-------- Data to use
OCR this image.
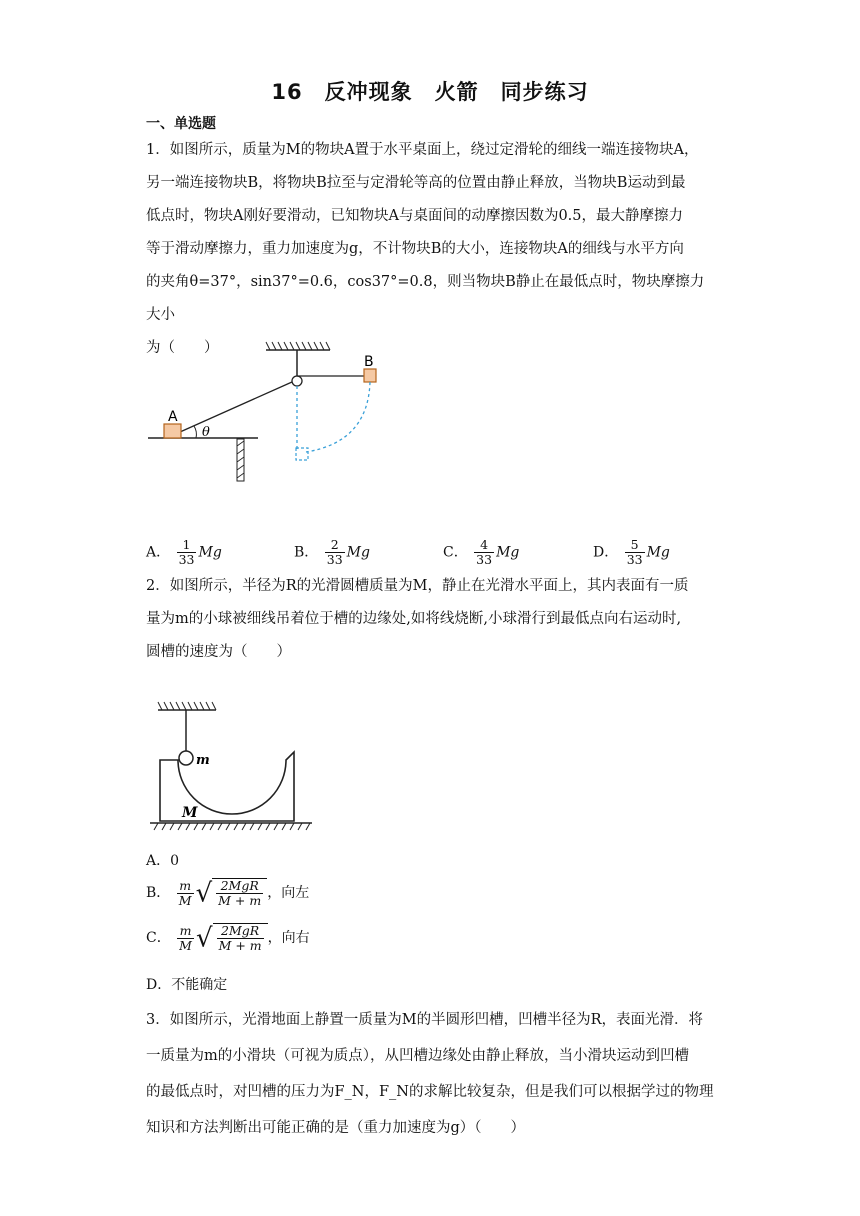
16　反冲现象　火箭　同步练习
一、单选题
1．如图所示，质量为M的物块A置于水平桌面上，绕过定滑轮的细线一端连接物块A，
另一端连接物块B，将物块B拉至与定滑轮等高的位置由静止释放，当物块B运动到最
低点时，物块A刚好要滑动，已知物块A与桌面间的动摩擦因数为0.5，最大静摩擦力
等于滑动摩擦力，重力加速度为g，不计物块B的大小，连接物块A的细线与水平方向
的夹角θ=37°，sin37°=0.6，cos37°=0.8，则当物块B静止在最低点时，物块摩擦力大小
为（　　）
B
A
θ
A． $\frac{1}{33}$ Mg	B． $\frac{2}{33}$ Mg	C． $\frac{4}{33}$ Mg	D． $\frac{5}{33}$ Mg
2．如图所示，半径为R的光滑圆槽质量为M，静止在光滑水平面上，其内表面有一质
量为m的小球被细线吊着位于槽的边缘处,如将线烧断,小球滑行到最低点向右运动时,
圆槽的速度为（　　）
m
M
A．0
B． $\frac{m}{M}$ √ $\frac{\text{2MgR}}{M + m}$ ，向左
C． $\frac{m}{M}$ √ $\frac{\text{2MgR}}{M + m}$ ，向右
D．不能确定
3．如图所示，光滑地面上静置一质量为M的半圆形凹槽，凹槽半径为R，表面光滑．将
一质量为m的小滑块（可视为质点），从凹槽边缘处由静止释放，当小滑块运动到凹槽
的最低点时，对凹槽的压力为F_N，F_N的求解比较复杂，但是我们可以根据学过的物理
知识和方法判断出可能正确的是（重力加速度为g）（　　）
----------------
Given exercise — Gather all lines from the listing above in which "如图所示" occurs.

Answer to the task —
1．如图所示，质量为M的物块A置于水平桌面上，绕过定滑轮的细线一端连接物块A，
2．如图所示，半径为R的光滑圆槽质量为M，静止在光滑水平面上，其内表面有一质
3．如图所示，光滑地面上静置一质量为M的半圆形凹槽，凹槽半径为R，表面光滑．将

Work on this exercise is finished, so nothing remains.